━━ Given records ━━
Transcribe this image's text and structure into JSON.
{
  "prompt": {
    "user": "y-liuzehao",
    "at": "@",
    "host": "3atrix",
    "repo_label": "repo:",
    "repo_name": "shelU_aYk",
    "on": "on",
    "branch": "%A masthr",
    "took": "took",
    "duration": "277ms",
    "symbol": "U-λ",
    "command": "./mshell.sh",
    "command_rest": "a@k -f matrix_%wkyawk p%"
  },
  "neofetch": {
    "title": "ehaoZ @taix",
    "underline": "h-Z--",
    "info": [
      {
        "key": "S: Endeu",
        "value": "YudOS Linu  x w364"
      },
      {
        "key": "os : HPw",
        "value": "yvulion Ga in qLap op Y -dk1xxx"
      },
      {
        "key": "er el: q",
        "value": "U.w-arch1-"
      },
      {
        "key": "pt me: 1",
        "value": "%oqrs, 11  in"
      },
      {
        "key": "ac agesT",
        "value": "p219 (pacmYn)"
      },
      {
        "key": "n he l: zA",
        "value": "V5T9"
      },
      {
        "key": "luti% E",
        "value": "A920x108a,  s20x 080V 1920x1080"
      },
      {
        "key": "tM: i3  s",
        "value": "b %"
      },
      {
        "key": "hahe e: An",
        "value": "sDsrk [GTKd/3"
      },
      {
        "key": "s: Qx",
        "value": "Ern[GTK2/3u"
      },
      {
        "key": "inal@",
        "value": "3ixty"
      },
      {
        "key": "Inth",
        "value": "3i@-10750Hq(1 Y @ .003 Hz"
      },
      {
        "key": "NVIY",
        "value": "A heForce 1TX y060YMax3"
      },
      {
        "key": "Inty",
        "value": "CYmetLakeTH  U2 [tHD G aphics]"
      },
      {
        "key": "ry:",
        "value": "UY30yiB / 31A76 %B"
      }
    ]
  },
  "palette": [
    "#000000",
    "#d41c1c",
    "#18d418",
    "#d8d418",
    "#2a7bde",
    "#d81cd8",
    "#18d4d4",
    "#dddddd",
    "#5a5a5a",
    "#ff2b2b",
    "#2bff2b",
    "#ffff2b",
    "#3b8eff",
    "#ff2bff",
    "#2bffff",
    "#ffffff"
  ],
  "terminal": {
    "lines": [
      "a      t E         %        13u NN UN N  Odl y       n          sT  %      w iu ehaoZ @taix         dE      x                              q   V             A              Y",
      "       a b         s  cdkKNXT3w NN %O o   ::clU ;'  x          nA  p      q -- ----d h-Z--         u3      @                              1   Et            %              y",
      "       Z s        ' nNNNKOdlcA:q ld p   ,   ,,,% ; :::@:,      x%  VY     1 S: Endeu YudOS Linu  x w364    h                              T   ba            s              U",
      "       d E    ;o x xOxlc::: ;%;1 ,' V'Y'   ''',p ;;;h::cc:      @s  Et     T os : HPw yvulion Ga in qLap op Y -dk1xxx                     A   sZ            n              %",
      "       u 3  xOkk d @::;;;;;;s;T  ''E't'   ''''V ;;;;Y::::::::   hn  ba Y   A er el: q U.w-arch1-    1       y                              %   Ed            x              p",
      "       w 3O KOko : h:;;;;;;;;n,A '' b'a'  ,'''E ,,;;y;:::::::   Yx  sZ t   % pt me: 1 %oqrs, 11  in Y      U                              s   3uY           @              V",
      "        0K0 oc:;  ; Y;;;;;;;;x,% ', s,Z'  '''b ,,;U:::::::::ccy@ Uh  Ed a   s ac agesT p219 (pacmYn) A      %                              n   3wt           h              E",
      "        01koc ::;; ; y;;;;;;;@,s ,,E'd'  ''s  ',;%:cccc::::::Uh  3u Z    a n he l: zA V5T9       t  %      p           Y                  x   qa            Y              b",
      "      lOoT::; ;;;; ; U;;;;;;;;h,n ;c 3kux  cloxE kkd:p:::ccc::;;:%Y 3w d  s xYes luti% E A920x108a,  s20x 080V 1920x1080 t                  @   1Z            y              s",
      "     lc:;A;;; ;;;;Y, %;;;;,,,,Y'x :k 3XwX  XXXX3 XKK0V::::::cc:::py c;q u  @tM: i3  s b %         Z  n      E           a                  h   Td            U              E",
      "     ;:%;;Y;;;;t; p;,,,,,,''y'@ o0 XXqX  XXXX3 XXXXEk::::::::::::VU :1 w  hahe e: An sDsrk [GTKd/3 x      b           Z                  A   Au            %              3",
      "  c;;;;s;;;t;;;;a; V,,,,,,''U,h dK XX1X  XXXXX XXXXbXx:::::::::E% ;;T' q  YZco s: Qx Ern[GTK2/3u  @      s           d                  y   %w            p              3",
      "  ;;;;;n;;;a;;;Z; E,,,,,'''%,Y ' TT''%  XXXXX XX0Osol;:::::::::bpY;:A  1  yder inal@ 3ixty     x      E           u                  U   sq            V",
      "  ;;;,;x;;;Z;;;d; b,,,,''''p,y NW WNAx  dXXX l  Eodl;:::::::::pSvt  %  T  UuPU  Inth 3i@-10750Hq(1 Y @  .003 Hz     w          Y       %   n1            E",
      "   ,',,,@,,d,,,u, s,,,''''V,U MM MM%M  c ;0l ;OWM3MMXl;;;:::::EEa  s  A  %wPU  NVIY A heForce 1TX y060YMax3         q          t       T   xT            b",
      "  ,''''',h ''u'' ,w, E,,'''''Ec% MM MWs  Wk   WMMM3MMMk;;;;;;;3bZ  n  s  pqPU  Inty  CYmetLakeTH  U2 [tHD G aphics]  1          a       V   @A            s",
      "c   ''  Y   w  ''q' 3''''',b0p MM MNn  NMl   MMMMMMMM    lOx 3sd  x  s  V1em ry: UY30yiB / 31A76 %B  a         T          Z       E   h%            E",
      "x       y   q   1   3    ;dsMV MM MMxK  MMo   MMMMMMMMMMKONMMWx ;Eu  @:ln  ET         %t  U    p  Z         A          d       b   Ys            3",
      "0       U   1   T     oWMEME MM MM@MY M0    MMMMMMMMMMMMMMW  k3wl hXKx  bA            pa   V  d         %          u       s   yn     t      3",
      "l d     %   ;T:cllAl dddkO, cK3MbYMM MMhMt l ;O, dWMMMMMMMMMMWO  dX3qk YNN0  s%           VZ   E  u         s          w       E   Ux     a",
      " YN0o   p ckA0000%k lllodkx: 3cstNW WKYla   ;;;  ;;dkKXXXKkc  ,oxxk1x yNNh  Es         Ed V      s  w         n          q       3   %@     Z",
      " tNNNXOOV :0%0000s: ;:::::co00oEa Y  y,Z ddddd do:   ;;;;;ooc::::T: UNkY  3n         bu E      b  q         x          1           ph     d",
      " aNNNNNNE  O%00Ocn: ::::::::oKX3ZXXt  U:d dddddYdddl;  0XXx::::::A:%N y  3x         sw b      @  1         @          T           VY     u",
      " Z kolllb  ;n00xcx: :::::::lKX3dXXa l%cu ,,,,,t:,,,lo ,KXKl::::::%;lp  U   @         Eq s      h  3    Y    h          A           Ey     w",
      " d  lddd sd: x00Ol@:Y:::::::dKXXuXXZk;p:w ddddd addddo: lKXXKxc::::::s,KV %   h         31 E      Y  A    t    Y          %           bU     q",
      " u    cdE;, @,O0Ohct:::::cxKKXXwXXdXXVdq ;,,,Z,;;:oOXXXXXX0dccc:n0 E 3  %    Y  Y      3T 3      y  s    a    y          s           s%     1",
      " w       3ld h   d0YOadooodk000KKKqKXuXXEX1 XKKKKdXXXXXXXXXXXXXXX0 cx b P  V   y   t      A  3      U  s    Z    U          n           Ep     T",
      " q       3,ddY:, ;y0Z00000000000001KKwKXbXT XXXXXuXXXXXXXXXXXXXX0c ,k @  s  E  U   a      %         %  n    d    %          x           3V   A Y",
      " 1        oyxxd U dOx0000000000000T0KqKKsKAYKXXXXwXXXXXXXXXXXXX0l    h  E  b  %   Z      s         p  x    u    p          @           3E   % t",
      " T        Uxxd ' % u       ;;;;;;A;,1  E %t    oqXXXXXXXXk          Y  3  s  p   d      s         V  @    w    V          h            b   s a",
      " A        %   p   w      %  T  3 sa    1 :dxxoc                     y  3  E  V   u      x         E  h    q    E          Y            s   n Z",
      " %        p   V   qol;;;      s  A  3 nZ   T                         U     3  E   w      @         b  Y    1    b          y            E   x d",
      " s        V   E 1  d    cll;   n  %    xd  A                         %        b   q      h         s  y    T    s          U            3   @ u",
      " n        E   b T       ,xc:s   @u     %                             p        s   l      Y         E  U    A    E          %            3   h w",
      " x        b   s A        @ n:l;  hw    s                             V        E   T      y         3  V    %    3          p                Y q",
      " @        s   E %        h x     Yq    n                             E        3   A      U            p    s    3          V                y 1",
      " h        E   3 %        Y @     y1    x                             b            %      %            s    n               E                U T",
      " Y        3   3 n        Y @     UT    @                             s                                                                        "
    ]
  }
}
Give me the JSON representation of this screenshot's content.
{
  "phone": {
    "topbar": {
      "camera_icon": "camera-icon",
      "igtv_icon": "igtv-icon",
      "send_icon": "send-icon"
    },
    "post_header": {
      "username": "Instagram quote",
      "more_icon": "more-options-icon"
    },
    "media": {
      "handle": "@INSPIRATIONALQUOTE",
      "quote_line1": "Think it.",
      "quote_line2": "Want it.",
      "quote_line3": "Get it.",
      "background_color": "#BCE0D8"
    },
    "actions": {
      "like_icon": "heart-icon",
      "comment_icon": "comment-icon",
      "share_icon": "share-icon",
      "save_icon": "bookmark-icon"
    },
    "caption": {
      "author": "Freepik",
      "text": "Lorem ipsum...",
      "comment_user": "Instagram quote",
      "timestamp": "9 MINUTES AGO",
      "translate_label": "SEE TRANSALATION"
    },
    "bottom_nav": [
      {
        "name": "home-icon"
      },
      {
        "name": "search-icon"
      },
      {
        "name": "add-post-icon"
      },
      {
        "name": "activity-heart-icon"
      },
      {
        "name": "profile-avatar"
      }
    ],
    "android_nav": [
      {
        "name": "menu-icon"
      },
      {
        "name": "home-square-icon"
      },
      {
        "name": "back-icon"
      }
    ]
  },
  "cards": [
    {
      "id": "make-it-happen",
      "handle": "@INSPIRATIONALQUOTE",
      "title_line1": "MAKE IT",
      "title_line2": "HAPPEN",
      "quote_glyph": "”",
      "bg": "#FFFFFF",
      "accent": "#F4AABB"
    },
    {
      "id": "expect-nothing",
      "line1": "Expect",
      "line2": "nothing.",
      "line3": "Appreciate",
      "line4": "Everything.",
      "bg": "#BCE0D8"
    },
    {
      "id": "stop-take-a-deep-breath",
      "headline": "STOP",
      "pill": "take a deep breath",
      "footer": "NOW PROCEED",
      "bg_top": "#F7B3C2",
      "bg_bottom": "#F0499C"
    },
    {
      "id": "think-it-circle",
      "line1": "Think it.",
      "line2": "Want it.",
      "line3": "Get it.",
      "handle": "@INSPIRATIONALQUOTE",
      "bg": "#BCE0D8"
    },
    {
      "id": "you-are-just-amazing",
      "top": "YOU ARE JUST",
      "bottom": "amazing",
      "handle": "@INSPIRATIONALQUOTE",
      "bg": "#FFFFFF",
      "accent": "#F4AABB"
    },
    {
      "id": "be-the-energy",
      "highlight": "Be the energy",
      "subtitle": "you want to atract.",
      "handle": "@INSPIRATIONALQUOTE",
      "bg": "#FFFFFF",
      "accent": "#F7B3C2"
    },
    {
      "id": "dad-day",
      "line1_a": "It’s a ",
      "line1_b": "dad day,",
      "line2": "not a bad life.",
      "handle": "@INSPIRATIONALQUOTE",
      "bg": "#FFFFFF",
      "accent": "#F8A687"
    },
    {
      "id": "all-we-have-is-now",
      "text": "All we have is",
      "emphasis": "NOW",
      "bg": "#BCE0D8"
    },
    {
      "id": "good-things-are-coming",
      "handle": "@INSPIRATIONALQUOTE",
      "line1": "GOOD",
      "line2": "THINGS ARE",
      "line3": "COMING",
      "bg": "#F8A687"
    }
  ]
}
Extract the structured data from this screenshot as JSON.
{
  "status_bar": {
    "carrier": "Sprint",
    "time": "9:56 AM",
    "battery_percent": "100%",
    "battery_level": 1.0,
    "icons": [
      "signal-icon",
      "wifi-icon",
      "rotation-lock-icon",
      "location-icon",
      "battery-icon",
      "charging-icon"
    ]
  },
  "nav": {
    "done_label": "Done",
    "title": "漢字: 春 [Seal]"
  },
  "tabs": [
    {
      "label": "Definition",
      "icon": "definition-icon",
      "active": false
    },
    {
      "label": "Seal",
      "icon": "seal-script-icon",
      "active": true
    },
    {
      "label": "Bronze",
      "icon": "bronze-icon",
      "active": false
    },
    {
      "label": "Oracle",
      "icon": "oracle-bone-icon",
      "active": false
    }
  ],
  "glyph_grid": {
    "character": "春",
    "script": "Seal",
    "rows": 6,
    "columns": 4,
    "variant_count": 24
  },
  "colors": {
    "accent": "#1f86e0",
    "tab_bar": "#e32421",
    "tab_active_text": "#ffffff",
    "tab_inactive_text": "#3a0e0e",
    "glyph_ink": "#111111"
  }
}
━━━
- _Short problem_
Reproduce only the lines from the line containing "Extract the structured" to the last line of the material above, both of those lines included.

- _Solution for this exercise_
Extract the structured data from this screenshot as JSON.
{
  "status_bar": {
    "carrier": "Sprint",
    "time": "9:56 AM",
    "battery_percent": "100%",
    "battery_level": 1.0,
    "icons": [
      "signal-icon",
      "wifi-icon",
      "rotation-lock-icon",
      "location-icon",
      "battery-icon",
      "charging-icon"
    ]
  },
  "nav": {
    "done_label": "Done",
    "title": "漢字: 春 [Seal]"
  },
  "tabs": [
    {
      "label": "Definition",
      "icon": "definition-icon",
      "active": false
    },
    {
      "label": "Seal",
      "icon": "seal-script-icon",
      "active": true
    },
    {
      "label": "Bronze",
      "icon": "bronze-icon",
      "active": false
    },
    {
      "label": "Oracle",
      "icon": "oracle-bone-icon",
      "active": false
    }
  ],
  "glyph_grid": {
    "character": "春",
    "script": "Seal",
    "rows": 6,
    "columns": 4,
    "variant_count": 24
  },
  "colors": {
    "accent": "#1f86e0",
    "tab_bar": "#e32421",
    "tab_active_text": "#ffffff",
    "tab_inactive_text": "#3a0e0e",
    "glyph_ink": "#111111"
  }
}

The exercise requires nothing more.